* AIM
Show every line containing "school" by copying it.

* AVAILABLE RECORDS
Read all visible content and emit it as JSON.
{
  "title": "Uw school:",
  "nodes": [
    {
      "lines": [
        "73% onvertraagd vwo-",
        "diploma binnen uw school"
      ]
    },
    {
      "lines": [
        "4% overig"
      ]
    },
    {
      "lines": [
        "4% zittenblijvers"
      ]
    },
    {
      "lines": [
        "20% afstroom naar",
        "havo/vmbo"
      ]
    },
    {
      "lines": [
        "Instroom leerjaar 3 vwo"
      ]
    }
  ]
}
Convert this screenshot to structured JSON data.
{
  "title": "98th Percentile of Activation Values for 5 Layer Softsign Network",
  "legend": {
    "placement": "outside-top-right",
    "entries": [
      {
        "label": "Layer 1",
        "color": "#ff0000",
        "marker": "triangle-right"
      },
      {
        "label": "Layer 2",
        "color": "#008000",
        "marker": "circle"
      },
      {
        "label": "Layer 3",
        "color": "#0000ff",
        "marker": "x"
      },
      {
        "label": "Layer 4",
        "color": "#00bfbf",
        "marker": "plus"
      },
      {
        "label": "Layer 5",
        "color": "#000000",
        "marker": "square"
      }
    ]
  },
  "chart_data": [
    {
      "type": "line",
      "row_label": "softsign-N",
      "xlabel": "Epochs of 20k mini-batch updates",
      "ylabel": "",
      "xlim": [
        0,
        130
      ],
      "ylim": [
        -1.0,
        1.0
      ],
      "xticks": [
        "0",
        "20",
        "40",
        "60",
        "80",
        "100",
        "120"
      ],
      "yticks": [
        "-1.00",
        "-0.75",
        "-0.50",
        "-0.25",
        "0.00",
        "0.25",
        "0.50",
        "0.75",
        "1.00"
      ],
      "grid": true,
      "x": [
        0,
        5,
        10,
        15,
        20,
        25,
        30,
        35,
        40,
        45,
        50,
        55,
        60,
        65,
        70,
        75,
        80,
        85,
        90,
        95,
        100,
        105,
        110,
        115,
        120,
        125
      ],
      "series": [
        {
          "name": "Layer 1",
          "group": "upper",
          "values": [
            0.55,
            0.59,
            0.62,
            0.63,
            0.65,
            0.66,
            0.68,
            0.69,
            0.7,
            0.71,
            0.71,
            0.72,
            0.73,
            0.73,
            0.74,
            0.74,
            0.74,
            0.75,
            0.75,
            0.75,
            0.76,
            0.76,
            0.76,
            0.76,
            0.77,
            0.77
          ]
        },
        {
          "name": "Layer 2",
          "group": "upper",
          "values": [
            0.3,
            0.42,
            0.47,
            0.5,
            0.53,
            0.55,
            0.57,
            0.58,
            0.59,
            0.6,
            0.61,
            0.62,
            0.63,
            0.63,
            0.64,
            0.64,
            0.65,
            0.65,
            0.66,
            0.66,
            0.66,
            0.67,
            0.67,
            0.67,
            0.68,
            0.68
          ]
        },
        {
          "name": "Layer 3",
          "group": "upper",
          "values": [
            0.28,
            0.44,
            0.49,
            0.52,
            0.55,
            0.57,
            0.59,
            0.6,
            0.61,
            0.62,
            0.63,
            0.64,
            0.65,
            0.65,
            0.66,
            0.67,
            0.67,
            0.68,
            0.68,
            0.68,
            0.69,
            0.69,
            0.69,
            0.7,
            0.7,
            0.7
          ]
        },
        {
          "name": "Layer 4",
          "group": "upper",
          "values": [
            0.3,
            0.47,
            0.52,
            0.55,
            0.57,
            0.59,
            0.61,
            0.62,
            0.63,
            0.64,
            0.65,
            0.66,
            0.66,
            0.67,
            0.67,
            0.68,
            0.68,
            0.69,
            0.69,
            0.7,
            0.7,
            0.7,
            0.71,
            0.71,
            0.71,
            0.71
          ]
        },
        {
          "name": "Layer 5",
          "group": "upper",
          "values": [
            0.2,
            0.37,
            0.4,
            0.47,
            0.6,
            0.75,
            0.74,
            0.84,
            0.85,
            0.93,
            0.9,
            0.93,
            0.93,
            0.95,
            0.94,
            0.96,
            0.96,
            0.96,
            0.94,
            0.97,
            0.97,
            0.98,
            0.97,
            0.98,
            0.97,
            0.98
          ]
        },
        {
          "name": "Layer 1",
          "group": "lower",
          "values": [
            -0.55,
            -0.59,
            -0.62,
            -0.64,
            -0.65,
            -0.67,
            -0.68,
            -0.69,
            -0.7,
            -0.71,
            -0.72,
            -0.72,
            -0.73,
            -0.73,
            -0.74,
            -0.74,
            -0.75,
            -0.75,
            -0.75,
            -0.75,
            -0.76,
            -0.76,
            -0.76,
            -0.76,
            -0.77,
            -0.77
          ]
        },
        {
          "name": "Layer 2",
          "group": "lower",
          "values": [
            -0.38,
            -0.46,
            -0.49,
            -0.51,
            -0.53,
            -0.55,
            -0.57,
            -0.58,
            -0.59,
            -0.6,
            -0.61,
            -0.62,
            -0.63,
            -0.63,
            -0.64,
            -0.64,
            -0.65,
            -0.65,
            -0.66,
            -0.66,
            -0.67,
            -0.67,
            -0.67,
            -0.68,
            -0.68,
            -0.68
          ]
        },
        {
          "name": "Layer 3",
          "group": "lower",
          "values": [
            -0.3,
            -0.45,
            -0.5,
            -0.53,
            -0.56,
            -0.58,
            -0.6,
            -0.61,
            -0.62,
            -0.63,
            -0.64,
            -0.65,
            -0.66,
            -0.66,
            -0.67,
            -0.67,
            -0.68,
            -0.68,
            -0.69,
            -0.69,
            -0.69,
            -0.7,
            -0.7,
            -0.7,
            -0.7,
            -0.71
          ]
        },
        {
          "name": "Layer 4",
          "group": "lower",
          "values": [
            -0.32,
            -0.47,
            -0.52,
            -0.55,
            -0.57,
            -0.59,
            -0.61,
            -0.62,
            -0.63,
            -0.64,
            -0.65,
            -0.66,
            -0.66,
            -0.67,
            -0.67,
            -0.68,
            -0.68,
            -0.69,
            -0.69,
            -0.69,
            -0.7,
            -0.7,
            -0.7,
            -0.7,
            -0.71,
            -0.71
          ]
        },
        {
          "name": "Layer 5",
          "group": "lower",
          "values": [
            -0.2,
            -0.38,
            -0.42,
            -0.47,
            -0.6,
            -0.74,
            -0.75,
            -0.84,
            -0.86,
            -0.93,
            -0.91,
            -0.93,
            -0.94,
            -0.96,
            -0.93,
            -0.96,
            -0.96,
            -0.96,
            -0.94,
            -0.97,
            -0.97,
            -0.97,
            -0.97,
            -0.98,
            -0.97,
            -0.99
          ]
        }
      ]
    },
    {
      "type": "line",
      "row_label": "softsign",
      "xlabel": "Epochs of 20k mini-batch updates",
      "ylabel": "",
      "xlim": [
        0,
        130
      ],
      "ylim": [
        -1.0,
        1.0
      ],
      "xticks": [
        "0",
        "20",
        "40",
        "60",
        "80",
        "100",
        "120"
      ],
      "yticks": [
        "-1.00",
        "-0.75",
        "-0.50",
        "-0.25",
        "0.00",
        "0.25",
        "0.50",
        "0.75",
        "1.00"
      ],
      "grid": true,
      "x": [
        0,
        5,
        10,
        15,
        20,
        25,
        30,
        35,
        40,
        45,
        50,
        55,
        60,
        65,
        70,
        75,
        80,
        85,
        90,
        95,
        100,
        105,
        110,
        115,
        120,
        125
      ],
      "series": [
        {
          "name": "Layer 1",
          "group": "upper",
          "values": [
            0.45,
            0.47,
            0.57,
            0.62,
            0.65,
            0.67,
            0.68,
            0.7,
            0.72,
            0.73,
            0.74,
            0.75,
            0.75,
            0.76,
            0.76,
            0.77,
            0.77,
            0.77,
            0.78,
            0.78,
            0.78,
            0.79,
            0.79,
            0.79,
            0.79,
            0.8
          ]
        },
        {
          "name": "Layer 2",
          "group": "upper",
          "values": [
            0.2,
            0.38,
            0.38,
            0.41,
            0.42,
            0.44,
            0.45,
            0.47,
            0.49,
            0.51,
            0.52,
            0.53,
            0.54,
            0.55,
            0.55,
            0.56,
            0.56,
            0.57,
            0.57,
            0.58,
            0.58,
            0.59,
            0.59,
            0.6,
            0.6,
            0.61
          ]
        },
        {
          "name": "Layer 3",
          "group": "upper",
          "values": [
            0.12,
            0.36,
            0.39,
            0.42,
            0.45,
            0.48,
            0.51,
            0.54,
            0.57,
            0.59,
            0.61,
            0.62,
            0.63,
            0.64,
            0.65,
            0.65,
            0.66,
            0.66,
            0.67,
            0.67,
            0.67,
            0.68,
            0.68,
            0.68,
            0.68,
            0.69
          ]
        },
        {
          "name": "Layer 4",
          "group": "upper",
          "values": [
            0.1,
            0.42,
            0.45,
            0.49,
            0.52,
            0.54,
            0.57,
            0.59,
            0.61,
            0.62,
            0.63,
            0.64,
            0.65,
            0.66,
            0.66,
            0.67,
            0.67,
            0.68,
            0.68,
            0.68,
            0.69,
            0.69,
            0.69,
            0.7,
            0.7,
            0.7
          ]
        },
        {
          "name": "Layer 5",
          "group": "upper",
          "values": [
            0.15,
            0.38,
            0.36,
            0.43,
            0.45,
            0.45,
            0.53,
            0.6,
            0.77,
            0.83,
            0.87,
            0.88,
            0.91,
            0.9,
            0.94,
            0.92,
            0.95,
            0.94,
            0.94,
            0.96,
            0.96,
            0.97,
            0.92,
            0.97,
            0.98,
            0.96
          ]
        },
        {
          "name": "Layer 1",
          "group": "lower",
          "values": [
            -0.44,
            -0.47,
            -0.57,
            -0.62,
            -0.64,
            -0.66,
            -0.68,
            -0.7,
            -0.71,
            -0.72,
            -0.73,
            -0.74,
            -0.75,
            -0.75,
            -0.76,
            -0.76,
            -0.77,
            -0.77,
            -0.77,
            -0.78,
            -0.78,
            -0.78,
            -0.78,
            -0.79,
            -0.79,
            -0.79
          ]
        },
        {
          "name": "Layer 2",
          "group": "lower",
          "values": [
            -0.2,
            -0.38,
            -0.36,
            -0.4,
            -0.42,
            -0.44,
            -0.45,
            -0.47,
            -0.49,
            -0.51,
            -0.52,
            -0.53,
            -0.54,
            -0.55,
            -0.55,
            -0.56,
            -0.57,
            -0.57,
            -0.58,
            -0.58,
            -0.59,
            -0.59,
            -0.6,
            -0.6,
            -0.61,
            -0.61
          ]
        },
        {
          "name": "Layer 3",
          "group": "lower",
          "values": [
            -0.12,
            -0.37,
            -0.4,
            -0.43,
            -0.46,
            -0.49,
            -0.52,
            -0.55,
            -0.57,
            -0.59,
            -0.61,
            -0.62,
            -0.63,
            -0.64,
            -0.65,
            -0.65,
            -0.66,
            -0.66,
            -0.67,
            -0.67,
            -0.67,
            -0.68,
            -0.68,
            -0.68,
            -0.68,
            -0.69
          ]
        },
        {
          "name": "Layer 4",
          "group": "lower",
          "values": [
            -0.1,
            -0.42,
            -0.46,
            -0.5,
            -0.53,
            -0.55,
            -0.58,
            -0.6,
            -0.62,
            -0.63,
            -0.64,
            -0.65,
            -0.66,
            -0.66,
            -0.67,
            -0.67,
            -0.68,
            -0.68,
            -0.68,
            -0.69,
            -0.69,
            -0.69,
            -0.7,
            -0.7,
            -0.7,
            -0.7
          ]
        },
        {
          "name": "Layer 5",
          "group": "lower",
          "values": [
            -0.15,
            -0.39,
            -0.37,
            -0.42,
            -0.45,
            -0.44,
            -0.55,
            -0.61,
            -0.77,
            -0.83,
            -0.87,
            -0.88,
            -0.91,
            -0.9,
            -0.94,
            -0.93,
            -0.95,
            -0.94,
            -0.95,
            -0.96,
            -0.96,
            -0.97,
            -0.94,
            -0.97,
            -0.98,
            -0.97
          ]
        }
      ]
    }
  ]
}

* COMPLETED TASK
  "title": "Uw school:",
        "diploma binnen uw school"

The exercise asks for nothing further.